Aim of the exercise. In the entries below, find every line with "title" and copy it.

Records for the exercise.

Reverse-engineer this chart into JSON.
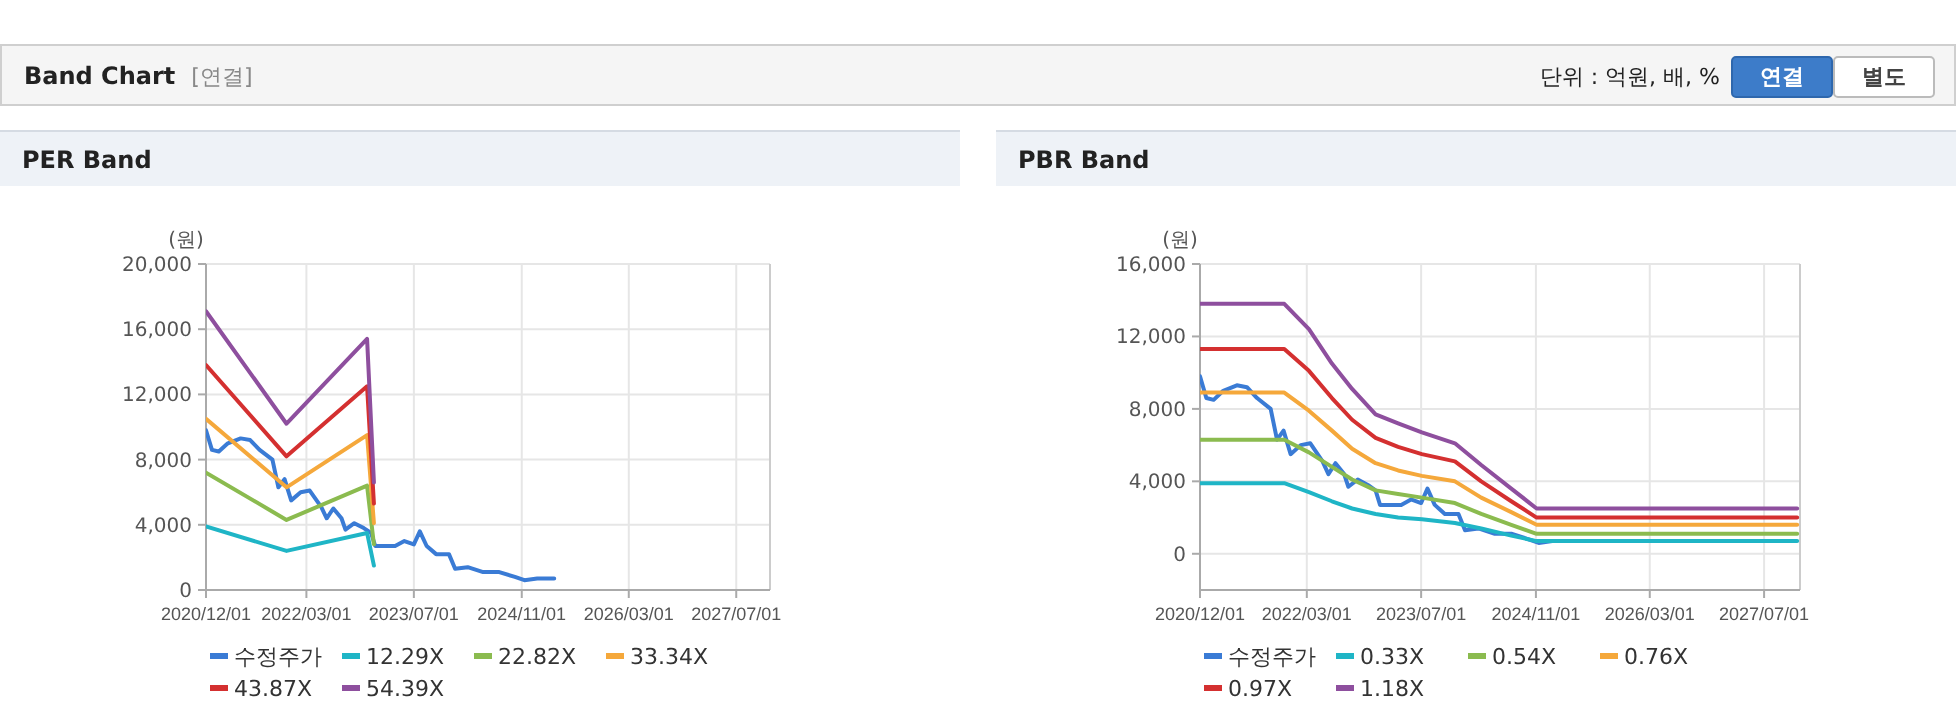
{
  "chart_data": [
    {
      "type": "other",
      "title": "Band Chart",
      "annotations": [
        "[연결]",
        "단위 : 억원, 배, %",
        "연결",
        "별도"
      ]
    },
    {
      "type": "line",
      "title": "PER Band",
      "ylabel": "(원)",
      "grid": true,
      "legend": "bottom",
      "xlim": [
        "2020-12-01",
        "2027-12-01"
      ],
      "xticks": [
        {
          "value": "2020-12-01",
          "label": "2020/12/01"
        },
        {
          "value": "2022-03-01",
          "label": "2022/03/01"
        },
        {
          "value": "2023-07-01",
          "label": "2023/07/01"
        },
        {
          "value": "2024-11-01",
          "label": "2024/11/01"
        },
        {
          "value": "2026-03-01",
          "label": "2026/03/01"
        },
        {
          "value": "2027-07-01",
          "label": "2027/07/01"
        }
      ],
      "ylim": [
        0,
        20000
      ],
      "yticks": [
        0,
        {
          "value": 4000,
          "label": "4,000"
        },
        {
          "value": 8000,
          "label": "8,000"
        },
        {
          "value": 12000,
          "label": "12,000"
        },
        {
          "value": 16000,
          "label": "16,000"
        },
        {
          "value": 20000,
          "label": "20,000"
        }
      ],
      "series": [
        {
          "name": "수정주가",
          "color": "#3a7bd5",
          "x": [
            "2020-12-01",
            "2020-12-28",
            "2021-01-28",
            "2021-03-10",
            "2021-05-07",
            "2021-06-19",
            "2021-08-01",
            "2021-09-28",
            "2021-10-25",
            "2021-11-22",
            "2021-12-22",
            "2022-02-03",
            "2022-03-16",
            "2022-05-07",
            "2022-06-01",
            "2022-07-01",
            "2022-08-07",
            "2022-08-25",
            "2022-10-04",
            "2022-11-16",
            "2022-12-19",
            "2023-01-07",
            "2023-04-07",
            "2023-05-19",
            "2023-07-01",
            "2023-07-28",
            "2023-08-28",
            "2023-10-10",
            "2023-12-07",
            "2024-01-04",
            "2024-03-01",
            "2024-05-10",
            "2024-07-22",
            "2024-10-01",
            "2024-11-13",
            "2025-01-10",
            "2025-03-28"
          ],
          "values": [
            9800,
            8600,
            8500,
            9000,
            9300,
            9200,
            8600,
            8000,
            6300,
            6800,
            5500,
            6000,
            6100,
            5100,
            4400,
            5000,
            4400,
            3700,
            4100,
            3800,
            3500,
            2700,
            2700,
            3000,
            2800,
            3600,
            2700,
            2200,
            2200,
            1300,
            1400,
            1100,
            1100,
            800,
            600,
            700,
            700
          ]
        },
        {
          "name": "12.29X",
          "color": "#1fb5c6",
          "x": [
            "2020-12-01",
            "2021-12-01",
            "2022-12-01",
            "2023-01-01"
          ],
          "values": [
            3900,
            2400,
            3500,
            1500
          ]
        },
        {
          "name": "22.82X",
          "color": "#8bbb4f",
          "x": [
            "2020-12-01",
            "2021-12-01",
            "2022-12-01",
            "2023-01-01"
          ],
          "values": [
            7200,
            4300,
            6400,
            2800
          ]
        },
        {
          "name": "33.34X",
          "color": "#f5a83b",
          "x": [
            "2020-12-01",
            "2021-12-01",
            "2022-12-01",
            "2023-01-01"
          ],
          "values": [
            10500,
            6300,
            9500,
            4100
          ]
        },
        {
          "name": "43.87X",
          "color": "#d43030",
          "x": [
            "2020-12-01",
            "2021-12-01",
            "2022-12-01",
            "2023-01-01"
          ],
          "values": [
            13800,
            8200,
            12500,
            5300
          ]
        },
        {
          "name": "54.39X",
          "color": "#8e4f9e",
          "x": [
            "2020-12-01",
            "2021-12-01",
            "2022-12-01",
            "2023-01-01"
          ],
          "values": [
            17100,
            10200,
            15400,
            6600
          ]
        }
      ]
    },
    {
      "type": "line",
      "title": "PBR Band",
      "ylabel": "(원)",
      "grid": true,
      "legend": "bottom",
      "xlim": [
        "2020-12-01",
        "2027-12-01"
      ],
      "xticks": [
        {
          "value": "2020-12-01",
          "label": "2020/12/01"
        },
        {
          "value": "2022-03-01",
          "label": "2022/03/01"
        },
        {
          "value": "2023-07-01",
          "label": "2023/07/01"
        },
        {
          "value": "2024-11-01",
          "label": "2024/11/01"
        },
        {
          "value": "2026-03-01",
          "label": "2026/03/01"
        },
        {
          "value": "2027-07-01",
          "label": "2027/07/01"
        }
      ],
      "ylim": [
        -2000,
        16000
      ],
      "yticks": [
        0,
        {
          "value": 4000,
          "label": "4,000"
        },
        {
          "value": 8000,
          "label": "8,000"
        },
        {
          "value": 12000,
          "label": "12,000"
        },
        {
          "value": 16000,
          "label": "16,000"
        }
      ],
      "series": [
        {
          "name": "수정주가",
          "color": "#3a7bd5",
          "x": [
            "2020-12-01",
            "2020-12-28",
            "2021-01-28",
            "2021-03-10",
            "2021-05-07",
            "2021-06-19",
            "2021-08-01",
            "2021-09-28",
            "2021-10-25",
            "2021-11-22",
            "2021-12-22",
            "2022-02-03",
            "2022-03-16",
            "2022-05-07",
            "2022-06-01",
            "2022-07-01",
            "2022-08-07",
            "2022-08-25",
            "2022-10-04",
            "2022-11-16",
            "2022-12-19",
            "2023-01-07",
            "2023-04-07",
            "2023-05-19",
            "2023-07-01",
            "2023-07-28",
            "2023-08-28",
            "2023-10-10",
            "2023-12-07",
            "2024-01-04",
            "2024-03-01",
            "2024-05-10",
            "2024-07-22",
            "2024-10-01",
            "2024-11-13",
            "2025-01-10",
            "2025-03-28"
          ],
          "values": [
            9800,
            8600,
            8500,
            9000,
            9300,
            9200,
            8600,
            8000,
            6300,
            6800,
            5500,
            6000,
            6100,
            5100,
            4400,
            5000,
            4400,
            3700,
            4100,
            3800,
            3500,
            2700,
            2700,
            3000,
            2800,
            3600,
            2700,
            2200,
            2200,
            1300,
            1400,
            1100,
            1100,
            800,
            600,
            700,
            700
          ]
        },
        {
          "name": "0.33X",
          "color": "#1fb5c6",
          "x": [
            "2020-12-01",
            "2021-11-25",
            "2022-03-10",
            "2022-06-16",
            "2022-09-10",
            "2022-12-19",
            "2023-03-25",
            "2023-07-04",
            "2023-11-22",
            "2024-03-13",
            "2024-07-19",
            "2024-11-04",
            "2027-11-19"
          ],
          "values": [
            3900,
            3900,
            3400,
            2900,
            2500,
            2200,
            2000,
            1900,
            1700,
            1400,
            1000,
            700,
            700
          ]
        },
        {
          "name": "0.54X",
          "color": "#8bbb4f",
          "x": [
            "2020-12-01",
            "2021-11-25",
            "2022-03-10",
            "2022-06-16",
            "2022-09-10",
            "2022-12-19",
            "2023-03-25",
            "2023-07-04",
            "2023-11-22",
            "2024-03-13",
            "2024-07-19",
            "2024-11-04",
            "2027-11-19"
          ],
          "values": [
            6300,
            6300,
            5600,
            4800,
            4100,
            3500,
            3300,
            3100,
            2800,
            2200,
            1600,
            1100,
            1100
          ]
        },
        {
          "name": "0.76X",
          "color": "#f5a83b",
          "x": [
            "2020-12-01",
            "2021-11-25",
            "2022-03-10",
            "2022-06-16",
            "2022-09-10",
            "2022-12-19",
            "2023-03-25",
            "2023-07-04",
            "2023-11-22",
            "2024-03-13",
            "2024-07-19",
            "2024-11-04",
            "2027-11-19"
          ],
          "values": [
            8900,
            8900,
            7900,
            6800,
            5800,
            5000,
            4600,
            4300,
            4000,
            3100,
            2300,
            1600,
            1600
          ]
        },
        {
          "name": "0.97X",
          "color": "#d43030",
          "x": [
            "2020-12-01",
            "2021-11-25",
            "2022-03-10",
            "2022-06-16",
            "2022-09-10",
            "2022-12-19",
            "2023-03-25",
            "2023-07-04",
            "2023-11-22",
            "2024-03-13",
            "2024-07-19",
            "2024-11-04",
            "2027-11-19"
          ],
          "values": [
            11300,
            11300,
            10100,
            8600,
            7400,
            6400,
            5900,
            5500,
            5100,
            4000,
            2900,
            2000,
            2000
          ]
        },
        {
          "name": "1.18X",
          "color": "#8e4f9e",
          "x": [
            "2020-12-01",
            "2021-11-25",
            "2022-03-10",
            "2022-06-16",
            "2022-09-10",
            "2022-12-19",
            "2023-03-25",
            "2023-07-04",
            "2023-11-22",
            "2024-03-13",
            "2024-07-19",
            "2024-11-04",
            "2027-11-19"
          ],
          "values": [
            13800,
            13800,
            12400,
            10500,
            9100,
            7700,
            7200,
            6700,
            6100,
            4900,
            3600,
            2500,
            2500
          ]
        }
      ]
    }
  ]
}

Solution for this task.
      "title": "Band Chart",
      "title": "PER Band",
      "title": "PBR Band",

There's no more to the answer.